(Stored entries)
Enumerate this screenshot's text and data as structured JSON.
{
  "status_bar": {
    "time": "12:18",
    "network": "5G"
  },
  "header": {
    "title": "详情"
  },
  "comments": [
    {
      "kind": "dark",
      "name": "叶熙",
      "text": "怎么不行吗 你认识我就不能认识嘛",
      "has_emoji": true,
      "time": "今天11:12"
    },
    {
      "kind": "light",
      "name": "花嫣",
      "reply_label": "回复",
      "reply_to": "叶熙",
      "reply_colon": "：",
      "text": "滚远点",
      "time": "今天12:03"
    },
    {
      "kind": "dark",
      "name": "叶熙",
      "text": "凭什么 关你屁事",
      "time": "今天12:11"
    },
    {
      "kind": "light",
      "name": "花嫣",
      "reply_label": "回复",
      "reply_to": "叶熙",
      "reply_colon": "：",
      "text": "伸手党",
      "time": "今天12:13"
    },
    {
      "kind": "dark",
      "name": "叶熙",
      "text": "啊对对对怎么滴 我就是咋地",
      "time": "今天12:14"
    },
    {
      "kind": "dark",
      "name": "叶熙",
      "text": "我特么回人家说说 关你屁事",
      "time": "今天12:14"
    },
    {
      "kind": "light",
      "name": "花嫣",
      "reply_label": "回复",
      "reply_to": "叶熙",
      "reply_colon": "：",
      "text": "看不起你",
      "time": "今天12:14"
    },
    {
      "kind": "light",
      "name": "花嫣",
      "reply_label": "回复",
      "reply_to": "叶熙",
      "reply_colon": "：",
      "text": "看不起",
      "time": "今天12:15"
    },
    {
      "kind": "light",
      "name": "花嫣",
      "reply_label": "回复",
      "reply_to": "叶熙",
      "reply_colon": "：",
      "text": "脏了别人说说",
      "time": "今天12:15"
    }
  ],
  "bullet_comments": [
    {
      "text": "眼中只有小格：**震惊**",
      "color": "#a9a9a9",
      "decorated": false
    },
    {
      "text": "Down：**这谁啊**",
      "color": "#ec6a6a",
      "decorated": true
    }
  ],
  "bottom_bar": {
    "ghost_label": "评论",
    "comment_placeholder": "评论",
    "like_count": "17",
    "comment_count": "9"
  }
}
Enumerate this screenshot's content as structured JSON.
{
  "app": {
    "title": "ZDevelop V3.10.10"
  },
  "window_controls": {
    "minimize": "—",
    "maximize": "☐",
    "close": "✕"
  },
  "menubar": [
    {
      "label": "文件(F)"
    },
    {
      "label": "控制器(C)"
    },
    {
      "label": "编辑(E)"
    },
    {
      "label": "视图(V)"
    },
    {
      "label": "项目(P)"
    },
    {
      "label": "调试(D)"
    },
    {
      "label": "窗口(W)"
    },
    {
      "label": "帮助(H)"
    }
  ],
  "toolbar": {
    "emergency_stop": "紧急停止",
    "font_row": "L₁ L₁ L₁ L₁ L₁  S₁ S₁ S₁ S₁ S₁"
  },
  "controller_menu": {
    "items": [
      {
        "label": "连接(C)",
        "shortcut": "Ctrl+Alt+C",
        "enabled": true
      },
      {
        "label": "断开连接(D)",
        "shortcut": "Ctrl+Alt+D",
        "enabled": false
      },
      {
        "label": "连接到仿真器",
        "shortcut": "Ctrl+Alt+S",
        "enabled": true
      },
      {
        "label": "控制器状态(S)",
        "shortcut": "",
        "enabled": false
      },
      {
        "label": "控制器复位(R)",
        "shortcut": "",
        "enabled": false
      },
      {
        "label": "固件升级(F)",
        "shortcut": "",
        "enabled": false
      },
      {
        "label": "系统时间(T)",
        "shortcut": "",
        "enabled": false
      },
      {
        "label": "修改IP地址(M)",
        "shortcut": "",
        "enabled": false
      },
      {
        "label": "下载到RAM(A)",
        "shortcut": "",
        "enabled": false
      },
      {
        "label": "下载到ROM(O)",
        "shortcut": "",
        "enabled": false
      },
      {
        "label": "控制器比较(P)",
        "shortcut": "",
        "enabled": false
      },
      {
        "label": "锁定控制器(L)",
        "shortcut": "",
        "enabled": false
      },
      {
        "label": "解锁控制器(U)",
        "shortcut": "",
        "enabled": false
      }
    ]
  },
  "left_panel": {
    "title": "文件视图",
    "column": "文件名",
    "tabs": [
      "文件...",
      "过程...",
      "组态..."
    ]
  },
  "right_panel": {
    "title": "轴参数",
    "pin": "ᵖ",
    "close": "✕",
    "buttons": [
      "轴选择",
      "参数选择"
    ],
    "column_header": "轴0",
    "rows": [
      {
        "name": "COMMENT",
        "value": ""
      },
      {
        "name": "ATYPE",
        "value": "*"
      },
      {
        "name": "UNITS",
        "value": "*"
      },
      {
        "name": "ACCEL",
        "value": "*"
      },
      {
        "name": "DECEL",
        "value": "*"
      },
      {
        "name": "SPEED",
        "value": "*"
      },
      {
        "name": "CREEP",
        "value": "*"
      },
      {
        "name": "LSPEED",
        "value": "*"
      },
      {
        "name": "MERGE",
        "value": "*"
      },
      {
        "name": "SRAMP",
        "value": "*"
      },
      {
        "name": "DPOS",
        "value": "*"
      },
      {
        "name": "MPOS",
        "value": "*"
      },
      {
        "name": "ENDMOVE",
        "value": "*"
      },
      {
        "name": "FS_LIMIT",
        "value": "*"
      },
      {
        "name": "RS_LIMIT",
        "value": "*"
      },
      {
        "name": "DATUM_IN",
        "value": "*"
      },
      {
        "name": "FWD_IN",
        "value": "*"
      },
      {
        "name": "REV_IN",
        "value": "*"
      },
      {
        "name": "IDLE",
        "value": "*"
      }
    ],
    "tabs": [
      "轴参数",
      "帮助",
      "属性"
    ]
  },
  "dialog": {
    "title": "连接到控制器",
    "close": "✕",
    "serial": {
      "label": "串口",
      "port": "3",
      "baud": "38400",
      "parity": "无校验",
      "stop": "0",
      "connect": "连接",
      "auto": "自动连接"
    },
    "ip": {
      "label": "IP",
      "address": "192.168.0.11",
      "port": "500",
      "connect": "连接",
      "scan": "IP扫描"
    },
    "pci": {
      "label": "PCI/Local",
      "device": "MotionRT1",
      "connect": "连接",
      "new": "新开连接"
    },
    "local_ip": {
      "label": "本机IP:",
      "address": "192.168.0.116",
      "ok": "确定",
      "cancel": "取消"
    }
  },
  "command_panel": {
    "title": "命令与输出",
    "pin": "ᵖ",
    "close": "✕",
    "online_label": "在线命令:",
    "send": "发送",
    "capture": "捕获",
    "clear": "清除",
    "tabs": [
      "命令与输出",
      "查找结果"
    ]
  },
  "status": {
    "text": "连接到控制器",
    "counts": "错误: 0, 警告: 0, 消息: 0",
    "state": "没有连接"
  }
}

*Description of the task*.
All of the data needs to be printed once more, exactly.

*Solution for this exercise*.
Enumerate this screenshot's text and data as structured JSON.
{
  "status_bar": {
    "time": "12:18",
    "network": "5G"
  },
  "header": {
    "title": "详情"
  },
  "comments": [
    {
      "kind": "dark",
      "name": "叶熙",
      "text": "怎么不行吗 你认识我就不能认识嘛",
      "has_emoji": true,
      "time": "今天11:12"
    },
    {
      "kind": "light",
      "name": "花嫣",
      "reply_label": "回复",
      "reply_to": "叶熙",
      "reply_colon": "：",
      "text": "滚远点",
      "time": "今天12:03"
    },
    {
      "kind": "dark",
      "name": "叶熙",
      "text": "凭什么 关你屁事",
      "time": "今天12:11"
    },
    {
      "kind": "light",
      "name": "花嫣",
      "reply_label": "回复",
      "reply_to": "叶熙",
      "reply_colon": "：",
      "text": "伸手党",
      "time": "今天12:13"
    },
    {
      "kind": "dark",
      "name": "叶熙",
      "text": "啊对对对怎么滴 我就是咋地",
      "time": "今天12:14"
    },
    {
      "kind": "dark",
      "name": "叶熙",
      "text": "我特么回人家说说 关你屁事",
      "time": "今天12:14"
    },
    {
      "kind": "light",
      "name": "花嫣",
      "reply_label": "回复",
      "reply_to": "叶熙",
      "reply_colon": "：",
      "text": "看不起你",
      "time": "今天12:14"
    },
    {
      "kind": "light",
      "name": "花嫣",
      "reply_label": "回复",
      "reply_to": "叶熙",
      "reply_colon": "：",
      "text": "看不起",
      "time": "今天12:15"
    },
    {
      "kind": "light",
      "name": "花嫣",
      "reply_label": "回复",
      "reply_to": "叶熙",
      "reply_colon": "：",
      "text": "脏了别人说说",
      "time": "今天12:15"
    }
  ],
  "bullet_comments": [
    {
      "text": "眼中只有小格：**震惊**",
      "color": "#a9a9a9",
      "decorated": false
    },
    {
      "text": "Down：**这谁啊**",
      "color": "#ec6a6a",
      "decorated": true
    }
  ],
  "bottom_bar": {
    "ghost_label": "评论",
    "comment_placeholder": "评论",
    "like_count": "17",
    "comment_count": "9"
  }
}
Enumerate this screenshot's content as structured JSON.
{
  "app": {
    "title": "ZDevelop V3.10.10"
  },
  "window_controls": {
    "minimize": "—",
    "maximize": "☐",
    "close": "✕"
  },
  "menubar": [
    {
      "label": "文件(F)"
    },
    {
      "label": "控制器(C)"
    },
    {
      "label": "编辑(E)"
    },
    {
      "label": "视图(V)"
    },
    {
      "label": "项目(P)"
    },
    {
      "label": "调试(D)"
    },
    {
      "label": "窗口(W)"
    },
    {
      "label": "帮助(H)"
    }
  ],
  "toolbar": {
    "emergency_stop": "紧急停止",
    "font_row": "L₁ L₁ L₁ L₁ L₁  S₁ S₁ S₁ S₁ S₁"
  },
  "controller_menu": {
    "items": [
      {
        "label": "连接(C)",
        "shortcut": "Ctrl+Alt+C",
        "enabled": true
      },
      {
        "label": "断开连接(D)",
        "shortcut": "Ctrl+Alt+D",
        "enabled": false
      },
      {
        "label": "连接到仿真器",
        "shortcut": "Ctrl+Alt+S",
        "enabled": true
      },
      {
        "label": "控制器状态(S)",
        "shortcut": "",
        "enabled": false
      },
      {
        "label": "控制器复位(R)",
        "shortcut": "",
        "enabled": false
      },
      {
        "label": "固件升级(F)",
        "shortcut": "",
        "enabled": false
      },
      {
        "label": "系统时间(T)",
        "shortcut": "",
        "enabled": false
      },
      {
        "label": "修改IP地址(M)",
        "shortcut": "",
        "enabled": false
      },
      {
        "label": "下载到RAM(A)",
        "shortcut": "",
        "enabled": false
      },
      {
        "label": "下载到ROM(O)",
        "shortcut": "",
        "enabled": false
      },
      {
        "label": "控制器比较(P)",
        "shortcut": "",
        "enabled": false
      },
      {
        "label": "锁定控制器(L)",
        "shortcut": "",
        "enabled": false
      },
      {
        "label": "解锁控制器(U)",
        "shortcut": "",
        "enabled": false
      }
    ]
  },
  "left_panel": {
    "title": "文件视图",
    "column": "文件名",
    "tabs": [
      "文件...",
      "过程...",
      "组态..."
    ]
  },
  "right_panel": {
    "title": "轴参数",
    "pin": "ᵖ",
    "close": "✕",
    "buttons": [
      "轴选择",
      "参数选择"
    ],
    "column_header": "轴0",
    "rows": [
      {
        "name": "COMMENT",
        "value": ""
      },
      {
        "name": "ATYPE",
        "value": "*"
      },
      {
        "name": "UNITS",
        "value": "*"
      },
      {
        "name": "ACCEL",
        "value": "*"
      },
      {
        "name": "DECEL",
        "value": "*"
      },
      {
        "name": "SPEED",
        "value": "*"
      },
      {
        "name": "CREEP",
        "value": "*"
      },
      {
        "name": "LSPEED",
        "value": "*"
      },
      {
        "name": "MERGE",
        "value": "*"
      },
      {
        "name": "SRAMP",
        "value": "*"
      },
      {
        "name": "DPOS",
        "value": "*"
      },
      {
        "name": "MPOS",
        "value": "*"
      },
      {
        "name": "ENDMOVE",
        "value": "*"
      },
      {
        "name": "FS_LIMIT",
        "value": "*"
      },
      {
        "name": "RS_LIMIT",
        "value": "*"
      },
      {
        "name": "DATUM_IN",
        "value": "*"
      },
      {
        "name": "FWD_IN",
        "value": "*"
      },
      {
        "name": "REV_IN",
        "value": "*"
      },
      {
        "name": "IDLE",
        "value": "*"
      }
    ],
    "tabs": [
      "轴参数",
      "帮助",
      "属性"
    ]
  },
  "dialog": {
    "title": "连接到控制器",
    "close": "✕",
    "serial": {
      "label": "串口",
      "port": "3",
      "baud": "38400",
      "parity": "无校验",
      "stop": "0",
      "connect": "连接",
      "auto": "自动连接"
    },
    "ip": {
      "label": "IP",
      "address": "192.168.0.11",
      "port": "500",
      "connect": "连接",
      "scan": "IP扫描"
    },
    "pci": {
      "label": "PCI/Local",
      "device": "MotionRT1",
      "connect": "连接",
      "new": "新开连接"
    },
    "local_ip": {
      "label": "本机IP:",
      "address": "192.168.0.116",
      "ok": "确定",
      "cancel": "取消"
    }
  },
  "command_panel": {
    "title": "命令与输出",
    "pin": "ᵖ",
    "close": "✕",
    "online_label": "在线命令:",
    "send": "发送",
    "capture": "捕获",
    "clear": "清除",
    "tabs": [
      "命令与输出",
      "查找结果"
    ]
  },
  "status": {
    "text": "连接到控制器",
    "counts": "错误: 0, 警告: 0, 消息: 0",
    "state": "没有连接"
  }
}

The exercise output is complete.